§ **Exercise details**: Transcribe the listing that follows in full, omitting pictures.
* Begin *
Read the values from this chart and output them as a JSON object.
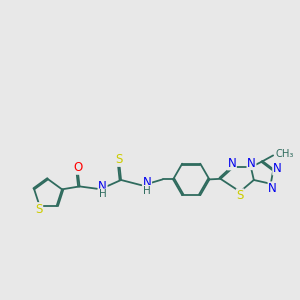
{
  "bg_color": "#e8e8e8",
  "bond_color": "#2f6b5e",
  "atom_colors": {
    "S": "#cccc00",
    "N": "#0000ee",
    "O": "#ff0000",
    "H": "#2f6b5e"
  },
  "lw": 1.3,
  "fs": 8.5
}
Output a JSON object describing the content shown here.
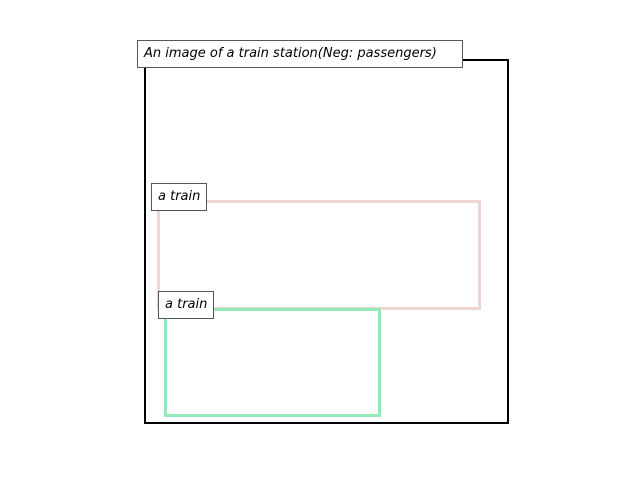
* End *
§ **Written answer**:
Read the values from this chart and output them as a JSON object.
{
  "bg_color": "#e8e8e8",
  "bond_color": "#2f6b5e",
  "atom_colors": {
    "S": "#cccc00",
    "N": "#0000ee",
    "O": "#ff0000",
    "H": "#2f6b5e"
  },
  "lw": 1.3,
  "fs": 8.5
}
Output a JSON object describing the content shown here.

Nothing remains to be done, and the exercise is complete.